• What you have to do: Rewrite the listing below, changing each instance of "elements" to "items" and leaving all other text as it is. Omit the pictures from your answer.

• Records shown:
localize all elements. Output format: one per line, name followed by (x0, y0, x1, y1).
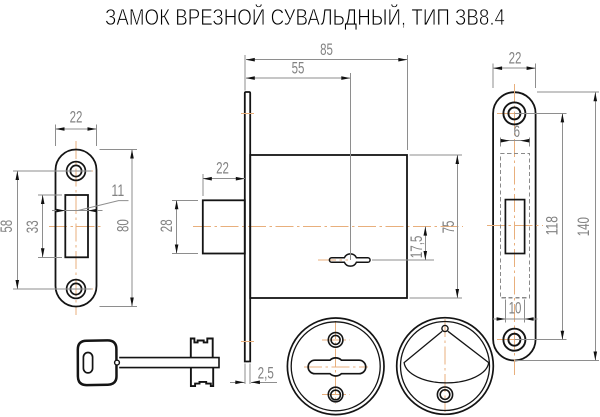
svg-text:22: 22 (70, 108, 83, 126)
svg-text:58: 58 (0, 220, 16, 233)
svg-text:118: 118 (543, 216, 561, 235)
svg-text:33: 33 (24, 220, 42, 233)
svg-text:10: 10 (509, 300, 522, 318)
svg-text:55: 55 (292, 59, 305, 77)
svg-text:140: 140 (575, 217, 593, 236)
svg-text:22: 22 (509, 50, 522, 68)
svg-text:2,5: 2,5 (258, 365, 274, 383)
svg-text:17,5: 17,5 (408, 236, 426, 259)
svg-text:28: 28 (158, 219, 176, 232)
svg-text:80: 80 (115, 219, 133, 232)
svg-text:75: 75 (440, 221, 458, 234)
svg-text:11: 11 (111, 182, 124, 200)
svg-text:85: 85 (320, 41, 333, 59)
svg-text:22: 22 (216, 159, 229, 177)
svg-text:ЗАМОК ВРЕЗНОЙ СУВАЛЬДНЫЙ, ТИП: ЗАМОК ВРЕЗНОЙ СУВАЛЬДНЫЙ, ТИП ЗВ8.4 (105, 3, 505, 30)
svg-text:6: 6 (514, 123, 520, 141)
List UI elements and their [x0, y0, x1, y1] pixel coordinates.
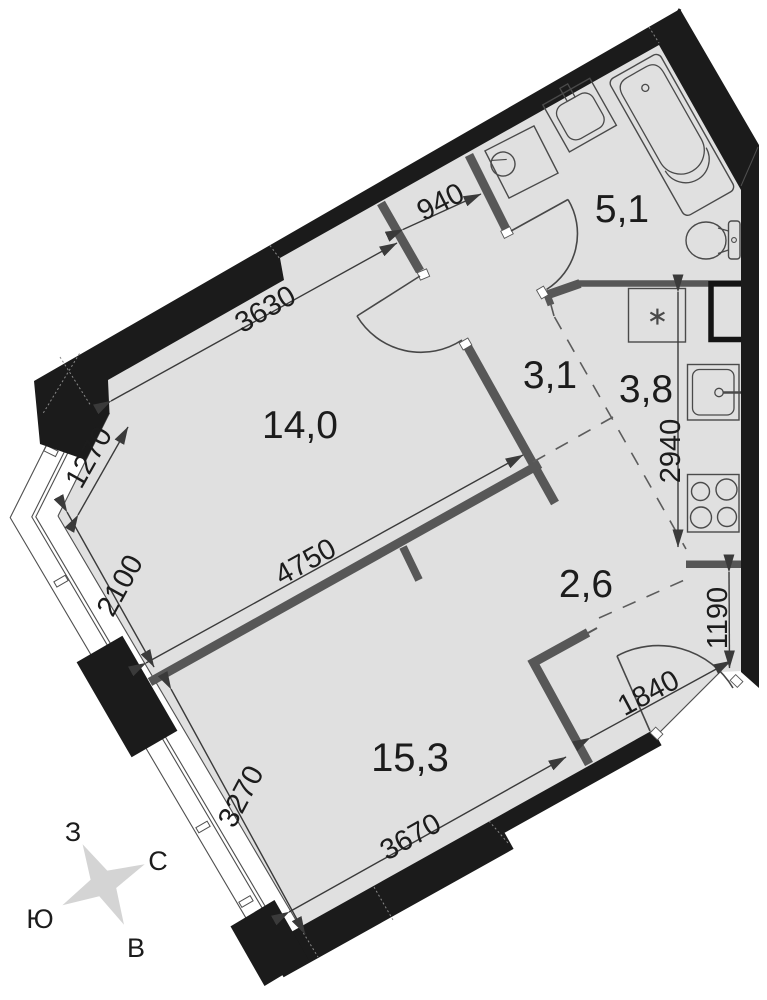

• In response:
localize all items. Output format: one per line, name followed by (x0, y0, x1, y1).
svg-text:22: 22 (70, 108, 83, 126)
svg-text:58: 58 (0, 220, 16, 233)
svg-text:118: 118 (543, 216, 561, 235)
svg-text:33: 33 (24, 220, 42, 233)
svg-text:10: 10 (509, 300, 522, 318)
svg-text:55: 55 (292, 59, 305, 77)
svg-text:140: 140 (575, 217, 593, 236)
svg-text:22: 22 (509, 50, 522, 68)
svg-text:2,5: 2,5 (258, 365, 274, 383)
svg-text:17,5: 17,5 (408, 236, 426, 259)
svg-text:28: 28 (158, 219, 176, 232)
svg-text:80: 80 (115, 219, 133, 232)
svg-text:75: 75 (440, 221, 458, 234)
svg-text:11: 11 (111, 182, 124, 200)
svg-text:85: 85 (320, 41, 333, 59)
svg-text:22: 22 (216, 159, 229, 177)
svg-text:ЗАМОК ВРЕЗНОЙ СУВАЛЬДНЫЙ, ТИП: ЗАМОК ВРЕЗНОЙ СУВАЛЬДНЫЙ, ТИП ЗВ8.4 (105, 3, 505, 30)
svg-text:6: 6 (514, 123, 520, 141)
List UI items and their [x0, y0, x1, y1] pixel coordinates.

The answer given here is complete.